GIVEN REQUEST:
What is the number of lines containing the string "Income"? Answer with the number only.

*****

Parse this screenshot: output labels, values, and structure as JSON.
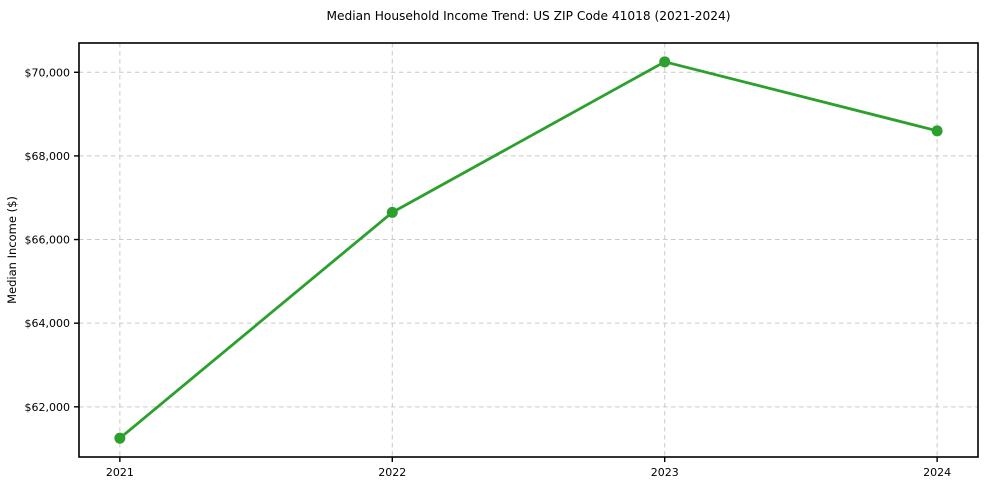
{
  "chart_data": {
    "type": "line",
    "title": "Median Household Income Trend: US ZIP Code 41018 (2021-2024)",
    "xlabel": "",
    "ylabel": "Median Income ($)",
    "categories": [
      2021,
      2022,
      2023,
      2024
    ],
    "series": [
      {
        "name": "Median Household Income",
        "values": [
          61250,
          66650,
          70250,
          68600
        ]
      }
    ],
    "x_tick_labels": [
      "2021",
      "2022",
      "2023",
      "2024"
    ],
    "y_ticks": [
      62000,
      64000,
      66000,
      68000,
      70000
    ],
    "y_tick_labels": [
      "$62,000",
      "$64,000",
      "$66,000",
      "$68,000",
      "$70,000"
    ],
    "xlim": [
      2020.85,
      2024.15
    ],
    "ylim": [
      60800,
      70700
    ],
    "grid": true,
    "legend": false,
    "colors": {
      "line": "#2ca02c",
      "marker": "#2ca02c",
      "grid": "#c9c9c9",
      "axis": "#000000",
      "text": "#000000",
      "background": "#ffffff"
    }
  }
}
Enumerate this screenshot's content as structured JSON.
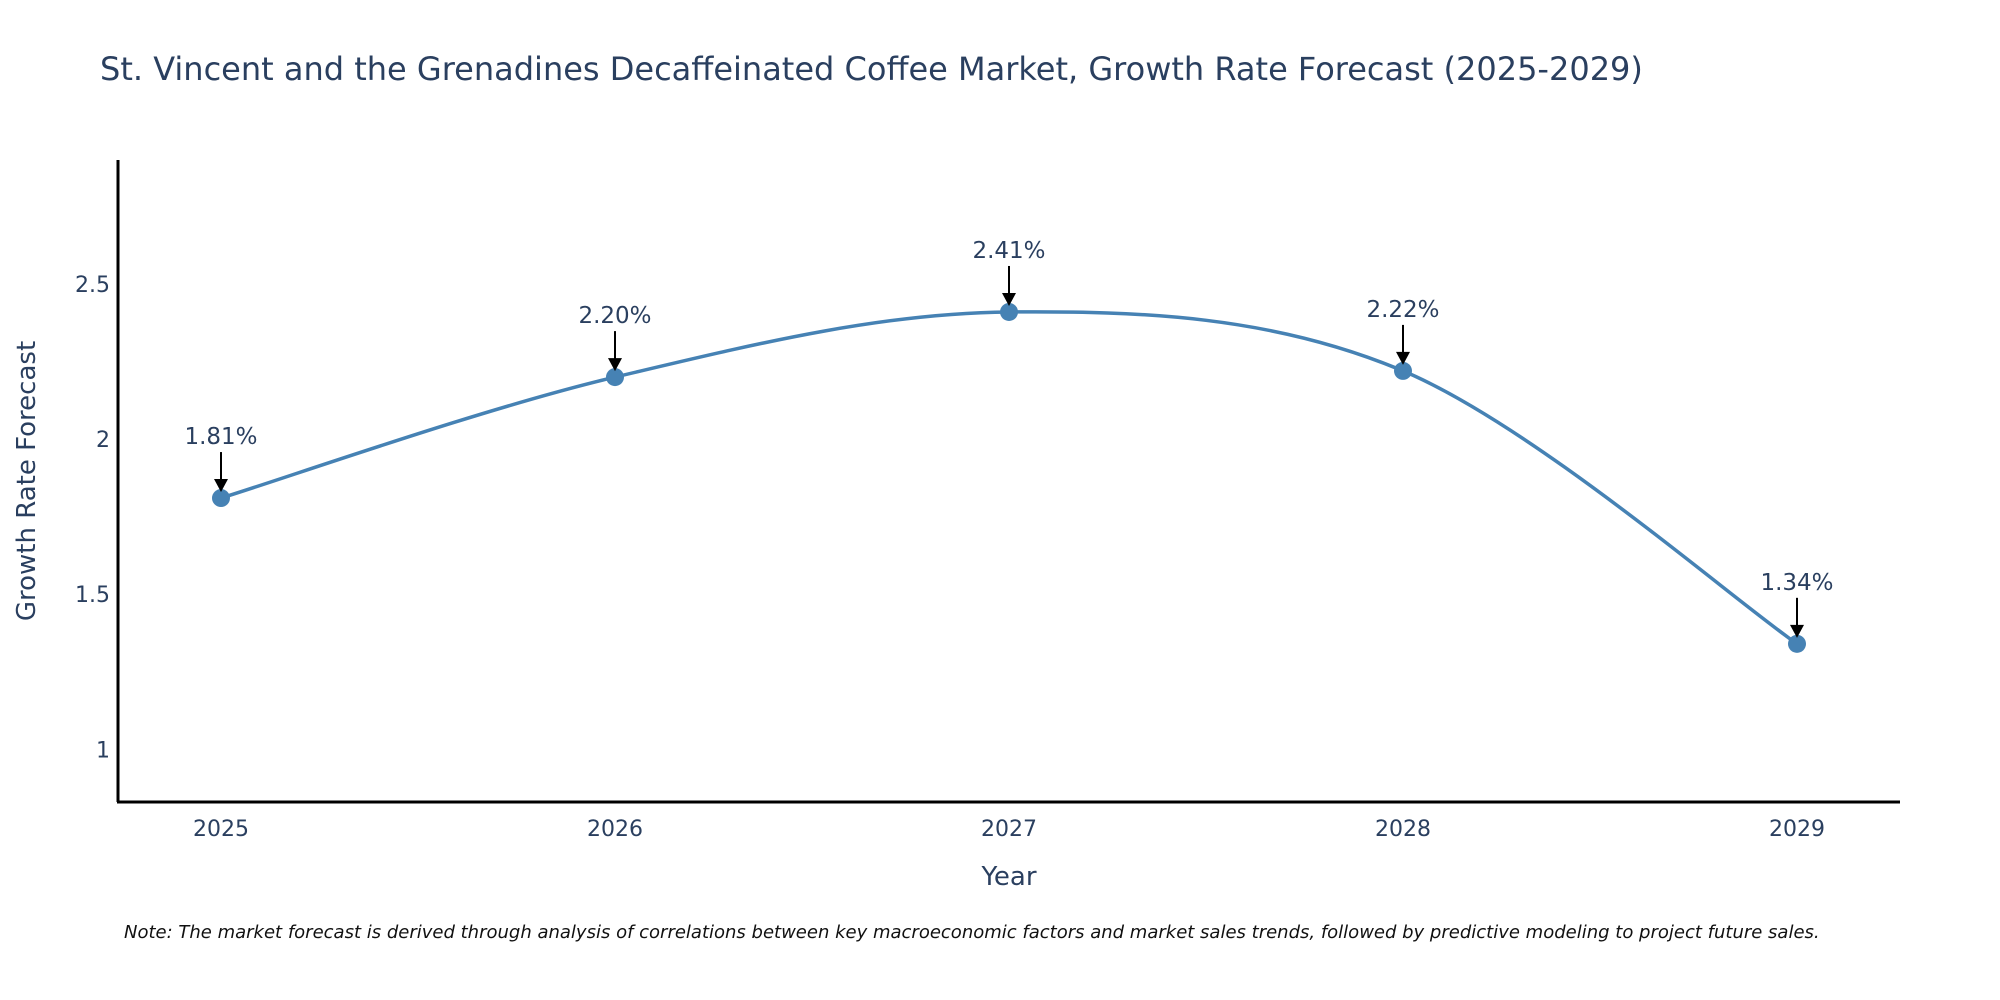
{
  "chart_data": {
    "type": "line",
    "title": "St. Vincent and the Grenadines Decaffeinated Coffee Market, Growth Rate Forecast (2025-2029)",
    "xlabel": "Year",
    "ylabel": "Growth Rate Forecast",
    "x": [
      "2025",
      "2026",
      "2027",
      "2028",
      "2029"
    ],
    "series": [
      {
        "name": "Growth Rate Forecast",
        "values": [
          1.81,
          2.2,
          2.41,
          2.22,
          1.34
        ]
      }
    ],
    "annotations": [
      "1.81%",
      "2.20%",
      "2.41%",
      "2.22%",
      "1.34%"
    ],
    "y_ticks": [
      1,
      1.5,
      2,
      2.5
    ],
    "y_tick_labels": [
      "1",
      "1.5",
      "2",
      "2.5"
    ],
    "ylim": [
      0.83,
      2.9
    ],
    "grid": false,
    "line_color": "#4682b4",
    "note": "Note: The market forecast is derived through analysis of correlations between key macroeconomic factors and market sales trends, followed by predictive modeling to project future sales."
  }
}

*****

THE RESULT:
3